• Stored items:
================

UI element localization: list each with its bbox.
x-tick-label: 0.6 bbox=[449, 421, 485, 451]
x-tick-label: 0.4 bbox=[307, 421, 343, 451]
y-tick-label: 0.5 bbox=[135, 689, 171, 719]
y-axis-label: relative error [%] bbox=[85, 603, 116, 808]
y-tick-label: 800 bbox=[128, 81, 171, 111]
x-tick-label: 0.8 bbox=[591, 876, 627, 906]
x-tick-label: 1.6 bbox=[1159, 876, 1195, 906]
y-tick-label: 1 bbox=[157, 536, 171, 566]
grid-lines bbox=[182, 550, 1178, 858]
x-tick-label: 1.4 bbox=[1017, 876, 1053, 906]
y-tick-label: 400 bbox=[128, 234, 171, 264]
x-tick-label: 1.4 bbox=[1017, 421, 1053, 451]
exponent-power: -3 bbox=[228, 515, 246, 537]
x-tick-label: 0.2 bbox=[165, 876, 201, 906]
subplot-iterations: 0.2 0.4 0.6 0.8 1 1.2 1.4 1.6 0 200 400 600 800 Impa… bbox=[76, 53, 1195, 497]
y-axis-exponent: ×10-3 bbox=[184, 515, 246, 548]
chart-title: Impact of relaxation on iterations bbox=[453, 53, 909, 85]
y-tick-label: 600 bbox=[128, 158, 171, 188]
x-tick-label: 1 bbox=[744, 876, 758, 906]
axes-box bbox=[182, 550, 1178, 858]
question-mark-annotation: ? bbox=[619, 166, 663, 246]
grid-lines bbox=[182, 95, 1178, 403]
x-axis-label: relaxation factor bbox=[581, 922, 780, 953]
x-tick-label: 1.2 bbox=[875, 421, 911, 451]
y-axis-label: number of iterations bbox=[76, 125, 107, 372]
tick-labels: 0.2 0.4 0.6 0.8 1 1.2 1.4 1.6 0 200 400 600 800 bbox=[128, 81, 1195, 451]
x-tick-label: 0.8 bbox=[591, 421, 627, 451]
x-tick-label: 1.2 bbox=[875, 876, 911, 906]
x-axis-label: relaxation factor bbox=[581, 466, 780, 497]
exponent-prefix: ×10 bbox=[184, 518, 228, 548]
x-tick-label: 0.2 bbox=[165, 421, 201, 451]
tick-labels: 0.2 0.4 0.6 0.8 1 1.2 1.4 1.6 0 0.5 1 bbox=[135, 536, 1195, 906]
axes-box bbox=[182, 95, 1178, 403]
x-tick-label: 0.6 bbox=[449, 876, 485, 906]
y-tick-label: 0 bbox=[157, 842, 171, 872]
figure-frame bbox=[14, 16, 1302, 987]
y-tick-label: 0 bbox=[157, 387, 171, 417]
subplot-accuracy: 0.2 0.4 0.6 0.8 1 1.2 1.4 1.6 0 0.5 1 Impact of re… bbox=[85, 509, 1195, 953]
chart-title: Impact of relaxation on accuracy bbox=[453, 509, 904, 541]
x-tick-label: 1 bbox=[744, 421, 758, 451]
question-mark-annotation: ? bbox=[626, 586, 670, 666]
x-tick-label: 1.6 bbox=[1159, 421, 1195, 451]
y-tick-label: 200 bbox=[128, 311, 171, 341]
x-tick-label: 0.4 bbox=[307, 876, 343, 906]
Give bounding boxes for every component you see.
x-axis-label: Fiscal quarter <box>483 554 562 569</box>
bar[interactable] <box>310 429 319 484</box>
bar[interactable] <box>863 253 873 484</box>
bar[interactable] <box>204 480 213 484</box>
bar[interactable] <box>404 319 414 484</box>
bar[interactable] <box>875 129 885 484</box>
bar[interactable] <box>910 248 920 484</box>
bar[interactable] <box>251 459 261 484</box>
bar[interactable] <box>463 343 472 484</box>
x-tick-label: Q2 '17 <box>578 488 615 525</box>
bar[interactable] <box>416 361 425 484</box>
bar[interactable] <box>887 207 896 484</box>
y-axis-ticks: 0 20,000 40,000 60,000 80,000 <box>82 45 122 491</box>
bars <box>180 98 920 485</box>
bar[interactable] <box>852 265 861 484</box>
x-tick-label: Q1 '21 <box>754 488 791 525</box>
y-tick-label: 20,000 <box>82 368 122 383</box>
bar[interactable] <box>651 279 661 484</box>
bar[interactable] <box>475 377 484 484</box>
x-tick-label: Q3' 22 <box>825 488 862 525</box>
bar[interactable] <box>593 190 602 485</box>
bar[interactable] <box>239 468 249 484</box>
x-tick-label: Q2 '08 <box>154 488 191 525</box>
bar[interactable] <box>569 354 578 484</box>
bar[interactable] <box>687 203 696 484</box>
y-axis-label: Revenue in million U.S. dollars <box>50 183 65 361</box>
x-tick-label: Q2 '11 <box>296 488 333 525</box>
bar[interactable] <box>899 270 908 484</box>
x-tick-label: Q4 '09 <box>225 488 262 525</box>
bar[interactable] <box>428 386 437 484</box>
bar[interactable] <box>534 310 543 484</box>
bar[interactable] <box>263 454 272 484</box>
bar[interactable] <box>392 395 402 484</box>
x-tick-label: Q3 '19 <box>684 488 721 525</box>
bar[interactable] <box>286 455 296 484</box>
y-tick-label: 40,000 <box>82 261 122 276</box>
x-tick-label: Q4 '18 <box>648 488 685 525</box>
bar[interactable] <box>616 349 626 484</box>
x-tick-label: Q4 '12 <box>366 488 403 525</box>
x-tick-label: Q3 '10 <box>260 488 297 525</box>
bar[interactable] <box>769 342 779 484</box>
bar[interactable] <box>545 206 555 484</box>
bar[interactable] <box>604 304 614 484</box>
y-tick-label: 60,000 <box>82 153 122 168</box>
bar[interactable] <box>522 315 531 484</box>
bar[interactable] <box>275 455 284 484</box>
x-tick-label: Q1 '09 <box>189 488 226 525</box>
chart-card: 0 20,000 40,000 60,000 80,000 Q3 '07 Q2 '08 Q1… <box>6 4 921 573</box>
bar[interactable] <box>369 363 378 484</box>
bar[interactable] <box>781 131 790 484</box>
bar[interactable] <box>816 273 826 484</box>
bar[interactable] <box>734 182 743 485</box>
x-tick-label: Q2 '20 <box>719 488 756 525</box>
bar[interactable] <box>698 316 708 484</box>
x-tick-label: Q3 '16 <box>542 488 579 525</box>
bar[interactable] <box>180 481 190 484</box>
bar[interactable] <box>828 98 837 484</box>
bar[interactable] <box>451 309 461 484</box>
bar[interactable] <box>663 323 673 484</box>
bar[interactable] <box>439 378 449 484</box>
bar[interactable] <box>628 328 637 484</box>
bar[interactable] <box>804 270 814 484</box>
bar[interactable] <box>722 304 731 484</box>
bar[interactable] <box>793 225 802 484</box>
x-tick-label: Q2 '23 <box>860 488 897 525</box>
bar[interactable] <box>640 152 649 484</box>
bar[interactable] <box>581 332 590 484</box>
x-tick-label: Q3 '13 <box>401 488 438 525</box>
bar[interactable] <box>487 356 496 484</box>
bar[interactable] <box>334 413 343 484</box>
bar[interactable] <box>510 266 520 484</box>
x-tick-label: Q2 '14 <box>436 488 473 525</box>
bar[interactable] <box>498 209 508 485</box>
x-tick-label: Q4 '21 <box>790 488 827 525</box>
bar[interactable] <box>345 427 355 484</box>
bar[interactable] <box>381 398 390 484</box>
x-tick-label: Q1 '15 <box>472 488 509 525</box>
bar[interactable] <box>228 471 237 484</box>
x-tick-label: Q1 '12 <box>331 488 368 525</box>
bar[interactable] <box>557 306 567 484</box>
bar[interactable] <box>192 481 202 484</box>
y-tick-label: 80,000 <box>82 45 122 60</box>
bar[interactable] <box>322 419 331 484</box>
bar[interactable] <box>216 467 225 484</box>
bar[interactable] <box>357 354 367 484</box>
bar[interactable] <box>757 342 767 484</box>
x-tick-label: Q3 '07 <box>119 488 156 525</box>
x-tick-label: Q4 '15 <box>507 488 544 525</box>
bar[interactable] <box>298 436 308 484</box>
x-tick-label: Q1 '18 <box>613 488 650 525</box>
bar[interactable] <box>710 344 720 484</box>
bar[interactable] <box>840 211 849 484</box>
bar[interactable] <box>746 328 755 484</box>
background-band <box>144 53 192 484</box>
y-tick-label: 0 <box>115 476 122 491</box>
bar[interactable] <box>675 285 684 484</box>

================

• The task:
Lay out the material from its start through the line containing "y-tick-label: 1 bbox=[157, 536, 171, 566]" as a Markdown table with the columns Row and Line, omitting any blank lines.

• Result of this task:
| Row | Line |
|---|---|
| 1 | UI element localization: list each with its bbox. |
| 2 | x-tick-label: 0.6 bbox=[449, 421, 485, 451] |
| 3 | x-tick-label: 0.4 bbox=[307, 421, 343, 451] |
| 4 | y-tick-label: 0.5 bbox=[135, 689, 171, 719] |
| 5 | y-axis-label: relative error [%] bbox=[85, 603, 116, 808] |
| 6 | y-tick-label: 800 bbox=[128, 81, 171, 111] |
| 7 | x-tick-label: 0.8 bbox=[591, 876, 627, 906] |
| 8 | x-tick-label: 1.6 bbox=[1159, 876, 1195, 906] |
| 9 | y-tick-label: 1 bbox=[157, 536, 171, 566] |